Check each line of the data below for the word "share", then extract the ones that have it.

────────

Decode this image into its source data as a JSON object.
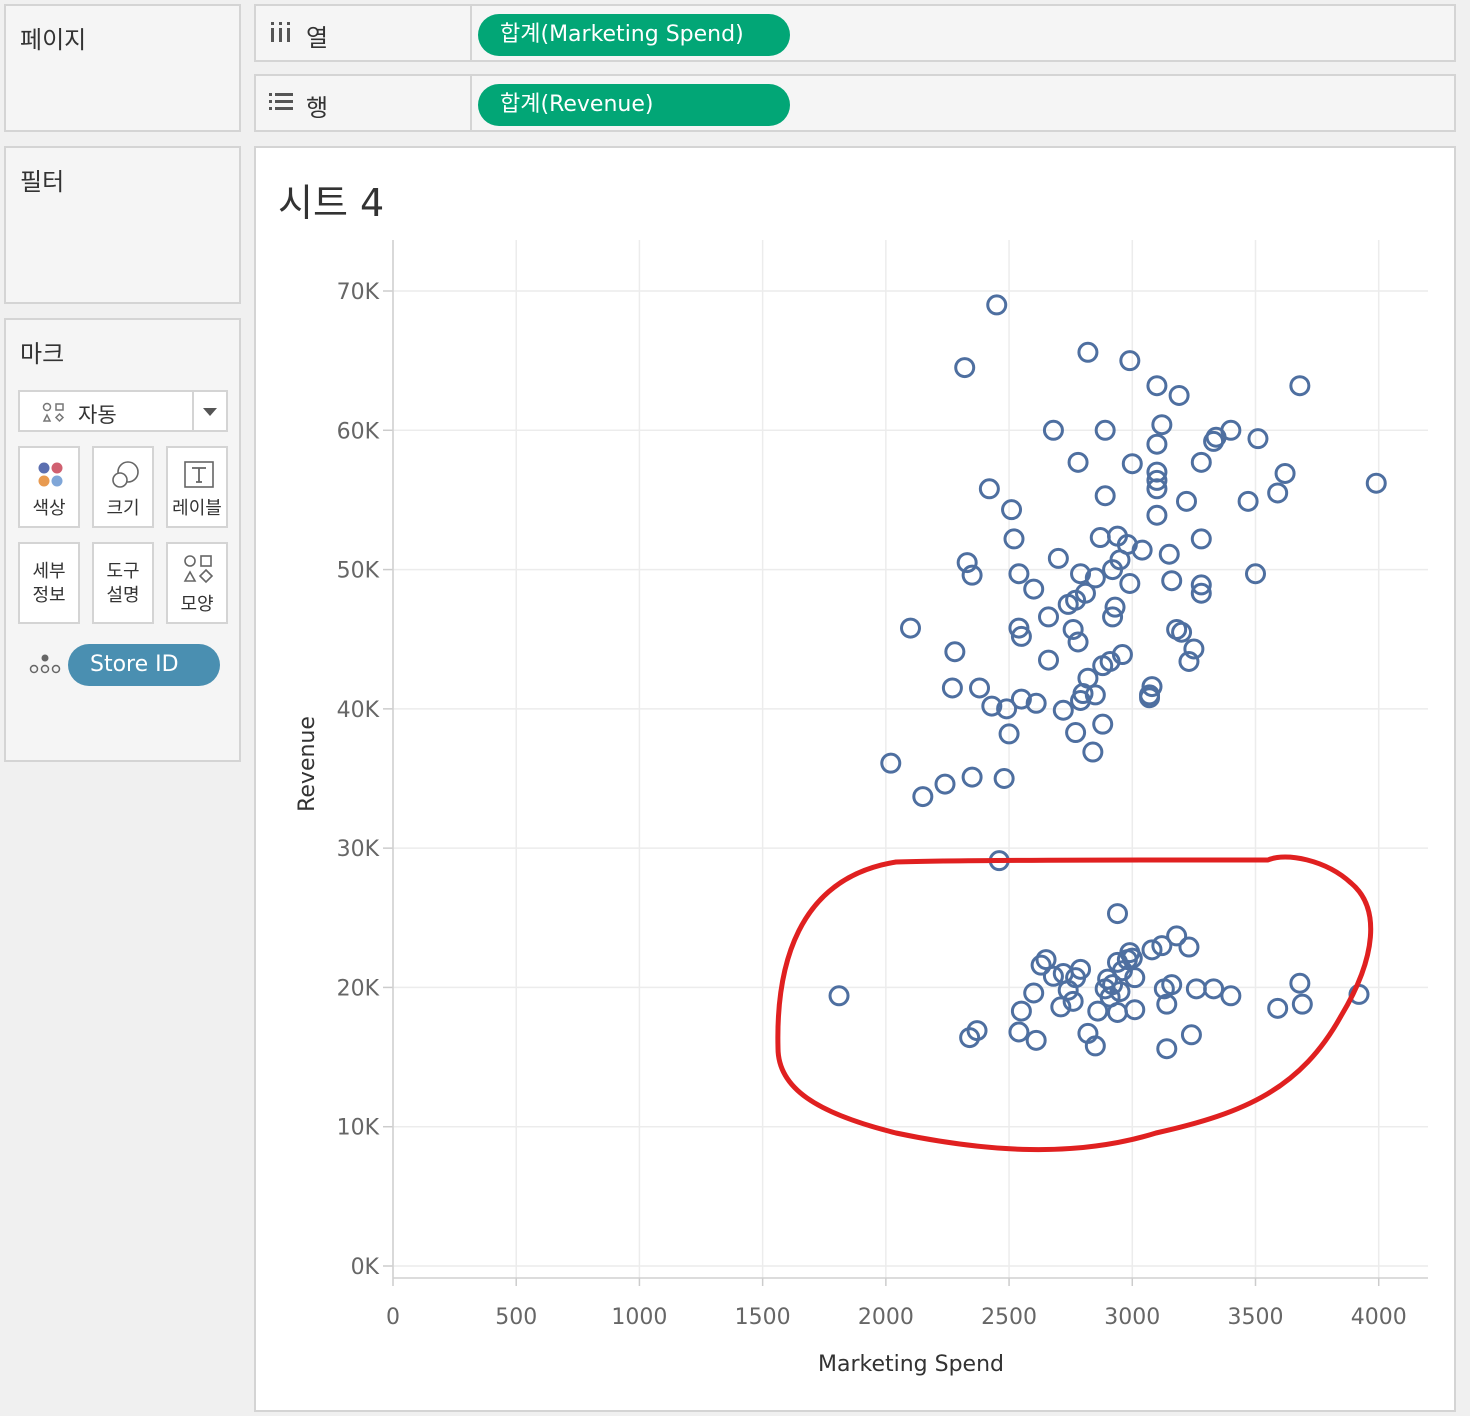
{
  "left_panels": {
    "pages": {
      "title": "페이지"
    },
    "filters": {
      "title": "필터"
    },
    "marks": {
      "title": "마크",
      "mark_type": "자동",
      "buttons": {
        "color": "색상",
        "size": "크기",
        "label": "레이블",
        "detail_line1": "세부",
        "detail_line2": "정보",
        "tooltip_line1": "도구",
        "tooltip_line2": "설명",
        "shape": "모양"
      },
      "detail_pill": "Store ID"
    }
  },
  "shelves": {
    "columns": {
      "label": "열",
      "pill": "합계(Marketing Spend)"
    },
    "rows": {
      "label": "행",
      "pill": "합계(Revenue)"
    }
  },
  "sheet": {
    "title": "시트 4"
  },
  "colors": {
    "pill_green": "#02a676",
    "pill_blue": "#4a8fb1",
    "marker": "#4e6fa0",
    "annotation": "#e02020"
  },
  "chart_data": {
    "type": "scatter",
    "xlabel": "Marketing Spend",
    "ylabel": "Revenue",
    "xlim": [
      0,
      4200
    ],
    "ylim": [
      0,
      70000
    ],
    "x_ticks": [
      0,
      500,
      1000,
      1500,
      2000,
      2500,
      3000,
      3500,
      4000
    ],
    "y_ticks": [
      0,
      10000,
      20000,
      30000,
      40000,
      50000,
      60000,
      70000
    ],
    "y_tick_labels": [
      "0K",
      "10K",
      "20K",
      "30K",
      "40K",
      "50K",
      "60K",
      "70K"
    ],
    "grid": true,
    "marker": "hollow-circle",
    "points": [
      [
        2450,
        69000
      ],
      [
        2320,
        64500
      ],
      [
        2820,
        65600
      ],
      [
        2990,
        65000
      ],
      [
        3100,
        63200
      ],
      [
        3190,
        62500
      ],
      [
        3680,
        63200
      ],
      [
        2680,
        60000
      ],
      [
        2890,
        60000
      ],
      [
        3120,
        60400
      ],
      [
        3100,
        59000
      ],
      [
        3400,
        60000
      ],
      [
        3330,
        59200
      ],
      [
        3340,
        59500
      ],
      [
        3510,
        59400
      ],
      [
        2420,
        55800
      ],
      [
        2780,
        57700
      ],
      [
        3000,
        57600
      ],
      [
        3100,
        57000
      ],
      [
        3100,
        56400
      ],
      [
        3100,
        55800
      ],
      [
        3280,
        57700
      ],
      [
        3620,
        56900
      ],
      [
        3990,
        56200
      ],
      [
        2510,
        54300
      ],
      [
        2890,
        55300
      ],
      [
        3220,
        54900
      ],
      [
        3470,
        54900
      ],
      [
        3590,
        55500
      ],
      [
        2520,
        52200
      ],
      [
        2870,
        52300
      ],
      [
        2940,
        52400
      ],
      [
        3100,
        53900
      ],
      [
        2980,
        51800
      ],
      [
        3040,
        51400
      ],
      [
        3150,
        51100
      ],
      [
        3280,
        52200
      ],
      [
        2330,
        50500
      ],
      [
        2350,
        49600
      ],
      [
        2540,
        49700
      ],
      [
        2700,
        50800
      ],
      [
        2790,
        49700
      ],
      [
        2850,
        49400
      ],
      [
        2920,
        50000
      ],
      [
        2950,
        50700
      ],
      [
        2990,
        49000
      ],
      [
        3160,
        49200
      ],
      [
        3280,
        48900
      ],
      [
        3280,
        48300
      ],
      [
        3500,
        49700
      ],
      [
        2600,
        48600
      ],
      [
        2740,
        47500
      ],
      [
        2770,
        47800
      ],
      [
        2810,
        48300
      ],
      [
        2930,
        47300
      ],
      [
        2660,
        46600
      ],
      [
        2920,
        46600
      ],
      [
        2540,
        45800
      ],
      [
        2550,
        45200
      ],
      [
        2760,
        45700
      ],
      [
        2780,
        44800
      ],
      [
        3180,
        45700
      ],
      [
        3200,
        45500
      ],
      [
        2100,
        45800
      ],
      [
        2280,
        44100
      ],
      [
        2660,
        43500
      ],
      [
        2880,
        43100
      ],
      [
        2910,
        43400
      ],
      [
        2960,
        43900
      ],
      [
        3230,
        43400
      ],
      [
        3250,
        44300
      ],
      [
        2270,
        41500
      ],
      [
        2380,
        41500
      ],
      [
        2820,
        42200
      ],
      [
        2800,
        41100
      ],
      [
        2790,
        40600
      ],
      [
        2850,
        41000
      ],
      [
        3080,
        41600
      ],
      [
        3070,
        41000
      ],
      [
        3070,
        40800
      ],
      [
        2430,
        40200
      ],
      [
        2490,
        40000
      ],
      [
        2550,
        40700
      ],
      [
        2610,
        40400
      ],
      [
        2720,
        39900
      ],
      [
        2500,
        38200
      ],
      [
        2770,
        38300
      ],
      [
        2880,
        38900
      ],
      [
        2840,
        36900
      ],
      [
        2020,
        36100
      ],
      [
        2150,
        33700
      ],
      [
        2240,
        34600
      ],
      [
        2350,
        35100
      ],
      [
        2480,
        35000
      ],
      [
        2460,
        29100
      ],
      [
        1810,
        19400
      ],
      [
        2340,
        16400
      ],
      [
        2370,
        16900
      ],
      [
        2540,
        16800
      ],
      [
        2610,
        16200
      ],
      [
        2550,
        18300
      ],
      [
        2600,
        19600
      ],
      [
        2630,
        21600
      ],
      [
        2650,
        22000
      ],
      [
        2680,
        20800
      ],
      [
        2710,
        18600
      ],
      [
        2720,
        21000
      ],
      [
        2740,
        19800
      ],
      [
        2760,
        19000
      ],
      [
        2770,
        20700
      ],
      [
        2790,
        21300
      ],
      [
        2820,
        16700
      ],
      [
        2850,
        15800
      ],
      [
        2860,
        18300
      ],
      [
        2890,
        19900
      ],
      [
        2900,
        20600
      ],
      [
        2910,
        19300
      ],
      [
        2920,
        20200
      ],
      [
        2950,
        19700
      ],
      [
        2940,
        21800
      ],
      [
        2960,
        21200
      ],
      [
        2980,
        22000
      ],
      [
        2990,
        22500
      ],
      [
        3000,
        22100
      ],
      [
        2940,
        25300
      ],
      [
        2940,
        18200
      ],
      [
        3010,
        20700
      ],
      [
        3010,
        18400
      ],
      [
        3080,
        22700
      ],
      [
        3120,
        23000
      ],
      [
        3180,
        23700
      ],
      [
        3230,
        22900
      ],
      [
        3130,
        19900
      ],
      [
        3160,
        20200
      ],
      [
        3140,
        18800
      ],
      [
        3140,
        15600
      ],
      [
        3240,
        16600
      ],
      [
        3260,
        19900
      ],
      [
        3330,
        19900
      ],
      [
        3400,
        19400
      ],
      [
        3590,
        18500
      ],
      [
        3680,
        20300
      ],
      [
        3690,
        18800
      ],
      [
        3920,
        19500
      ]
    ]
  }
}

────────

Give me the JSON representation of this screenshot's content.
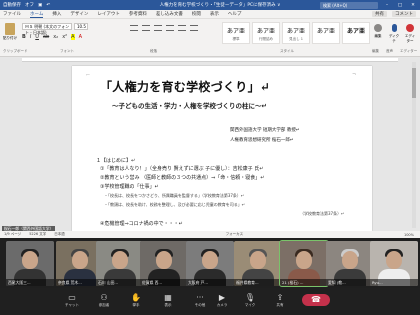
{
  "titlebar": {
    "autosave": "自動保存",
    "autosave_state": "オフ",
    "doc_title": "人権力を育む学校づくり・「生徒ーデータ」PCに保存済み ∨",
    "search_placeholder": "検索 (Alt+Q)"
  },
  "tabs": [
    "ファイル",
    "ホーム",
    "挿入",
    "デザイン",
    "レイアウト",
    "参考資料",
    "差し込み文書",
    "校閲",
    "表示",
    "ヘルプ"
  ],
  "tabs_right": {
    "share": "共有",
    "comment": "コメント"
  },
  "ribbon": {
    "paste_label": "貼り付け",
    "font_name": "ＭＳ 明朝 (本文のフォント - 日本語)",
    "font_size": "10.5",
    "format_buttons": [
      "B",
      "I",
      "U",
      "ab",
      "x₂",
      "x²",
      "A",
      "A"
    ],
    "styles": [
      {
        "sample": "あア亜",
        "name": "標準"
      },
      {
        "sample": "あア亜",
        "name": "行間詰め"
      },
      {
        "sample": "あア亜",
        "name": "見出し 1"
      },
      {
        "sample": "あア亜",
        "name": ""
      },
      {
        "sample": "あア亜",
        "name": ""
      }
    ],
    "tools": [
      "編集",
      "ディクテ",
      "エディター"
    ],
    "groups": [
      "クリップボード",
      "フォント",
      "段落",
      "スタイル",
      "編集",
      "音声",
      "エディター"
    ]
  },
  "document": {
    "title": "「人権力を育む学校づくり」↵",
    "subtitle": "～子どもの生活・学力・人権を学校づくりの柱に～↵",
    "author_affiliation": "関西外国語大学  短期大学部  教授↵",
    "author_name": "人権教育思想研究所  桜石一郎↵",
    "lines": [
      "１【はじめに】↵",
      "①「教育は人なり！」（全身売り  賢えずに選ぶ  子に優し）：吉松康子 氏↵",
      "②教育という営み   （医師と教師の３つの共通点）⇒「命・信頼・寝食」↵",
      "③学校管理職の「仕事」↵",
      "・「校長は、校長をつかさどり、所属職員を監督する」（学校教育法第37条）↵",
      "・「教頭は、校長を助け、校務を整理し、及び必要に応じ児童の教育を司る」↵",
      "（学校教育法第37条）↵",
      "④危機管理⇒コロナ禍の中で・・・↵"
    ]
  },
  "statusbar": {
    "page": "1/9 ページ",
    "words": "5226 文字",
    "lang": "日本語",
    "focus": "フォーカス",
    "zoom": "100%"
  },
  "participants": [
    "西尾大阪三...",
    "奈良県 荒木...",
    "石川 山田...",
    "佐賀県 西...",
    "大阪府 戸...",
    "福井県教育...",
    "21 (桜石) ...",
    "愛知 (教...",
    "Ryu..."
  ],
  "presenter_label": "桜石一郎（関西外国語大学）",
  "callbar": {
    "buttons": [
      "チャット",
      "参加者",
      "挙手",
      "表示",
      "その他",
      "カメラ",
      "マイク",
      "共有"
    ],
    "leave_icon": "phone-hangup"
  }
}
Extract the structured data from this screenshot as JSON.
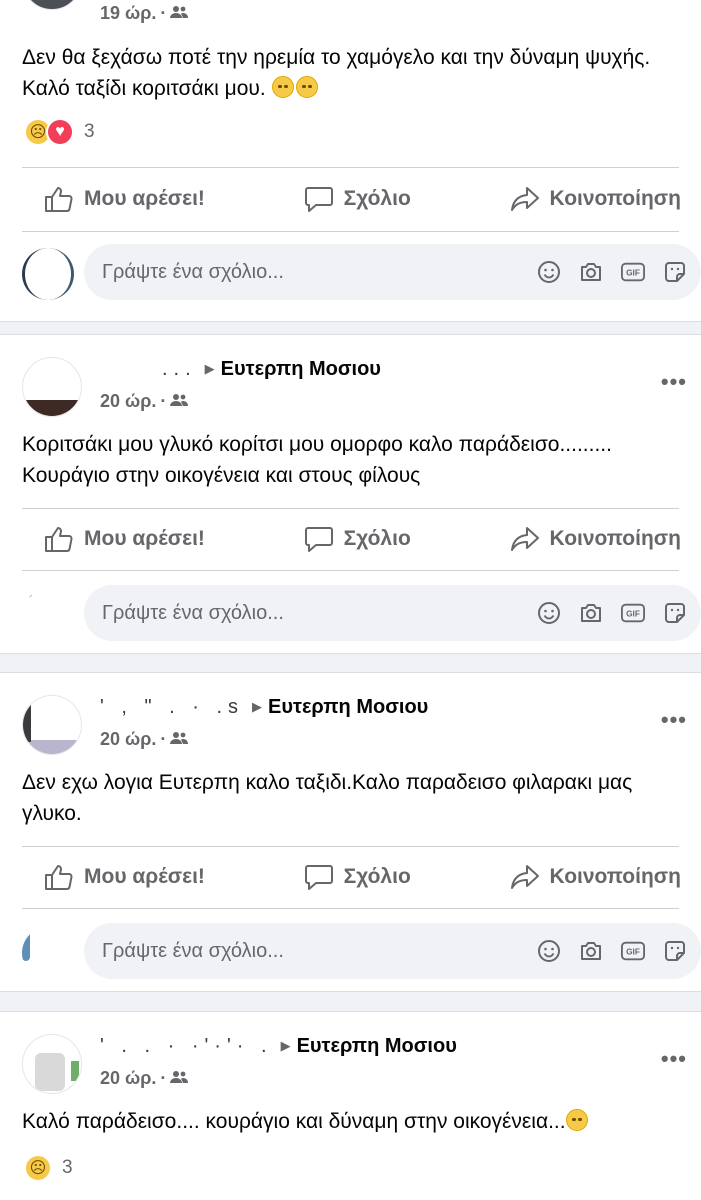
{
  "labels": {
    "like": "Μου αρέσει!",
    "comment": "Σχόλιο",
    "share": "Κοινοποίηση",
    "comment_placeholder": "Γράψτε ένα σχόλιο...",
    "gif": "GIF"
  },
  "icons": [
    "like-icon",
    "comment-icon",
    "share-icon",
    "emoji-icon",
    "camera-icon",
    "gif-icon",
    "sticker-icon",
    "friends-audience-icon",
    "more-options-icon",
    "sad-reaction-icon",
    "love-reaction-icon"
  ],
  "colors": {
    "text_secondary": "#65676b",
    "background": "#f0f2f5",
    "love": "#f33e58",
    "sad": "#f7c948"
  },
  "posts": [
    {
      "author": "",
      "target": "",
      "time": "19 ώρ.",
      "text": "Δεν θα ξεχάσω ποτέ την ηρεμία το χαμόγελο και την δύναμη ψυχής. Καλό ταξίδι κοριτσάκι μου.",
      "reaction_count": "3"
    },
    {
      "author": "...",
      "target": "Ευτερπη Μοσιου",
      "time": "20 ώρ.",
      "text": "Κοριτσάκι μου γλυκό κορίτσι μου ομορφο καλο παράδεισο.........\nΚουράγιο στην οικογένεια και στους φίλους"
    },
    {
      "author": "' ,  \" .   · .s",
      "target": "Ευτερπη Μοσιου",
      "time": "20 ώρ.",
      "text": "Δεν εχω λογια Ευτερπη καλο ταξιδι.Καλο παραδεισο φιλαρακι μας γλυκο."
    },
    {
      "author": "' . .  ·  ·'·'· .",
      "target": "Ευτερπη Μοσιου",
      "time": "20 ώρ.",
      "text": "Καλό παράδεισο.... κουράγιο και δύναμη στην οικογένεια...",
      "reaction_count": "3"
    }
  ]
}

────────

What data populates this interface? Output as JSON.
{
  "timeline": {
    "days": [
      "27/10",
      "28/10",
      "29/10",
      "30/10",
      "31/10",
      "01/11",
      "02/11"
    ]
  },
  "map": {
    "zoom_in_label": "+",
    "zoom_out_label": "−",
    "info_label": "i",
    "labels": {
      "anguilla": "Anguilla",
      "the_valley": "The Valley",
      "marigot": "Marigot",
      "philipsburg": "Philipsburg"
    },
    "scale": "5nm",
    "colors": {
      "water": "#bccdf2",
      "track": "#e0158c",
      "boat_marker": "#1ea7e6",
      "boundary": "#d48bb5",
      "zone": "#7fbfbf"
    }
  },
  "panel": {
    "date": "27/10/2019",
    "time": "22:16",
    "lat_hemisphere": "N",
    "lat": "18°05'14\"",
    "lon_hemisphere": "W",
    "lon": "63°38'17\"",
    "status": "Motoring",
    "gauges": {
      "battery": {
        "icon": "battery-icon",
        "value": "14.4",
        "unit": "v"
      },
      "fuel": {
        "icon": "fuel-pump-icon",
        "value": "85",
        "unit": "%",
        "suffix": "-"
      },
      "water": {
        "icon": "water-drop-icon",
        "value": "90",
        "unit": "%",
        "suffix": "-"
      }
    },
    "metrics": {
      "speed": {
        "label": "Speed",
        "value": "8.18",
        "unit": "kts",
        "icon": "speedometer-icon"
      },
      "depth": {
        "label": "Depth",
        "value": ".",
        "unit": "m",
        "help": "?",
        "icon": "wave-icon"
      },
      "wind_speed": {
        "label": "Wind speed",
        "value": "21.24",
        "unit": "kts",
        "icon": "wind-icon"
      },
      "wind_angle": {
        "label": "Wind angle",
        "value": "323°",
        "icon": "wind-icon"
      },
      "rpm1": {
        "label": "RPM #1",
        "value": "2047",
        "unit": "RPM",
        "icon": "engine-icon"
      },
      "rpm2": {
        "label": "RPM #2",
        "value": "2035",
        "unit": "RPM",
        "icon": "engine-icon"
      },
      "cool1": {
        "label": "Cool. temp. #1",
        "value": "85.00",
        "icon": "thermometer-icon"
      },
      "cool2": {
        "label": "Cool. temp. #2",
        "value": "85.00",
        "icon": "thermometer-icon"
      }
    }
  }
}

────────

#### [Final answer]
    "share": "共有",
    "share": "Κοινοποίηση",
    "share-icon",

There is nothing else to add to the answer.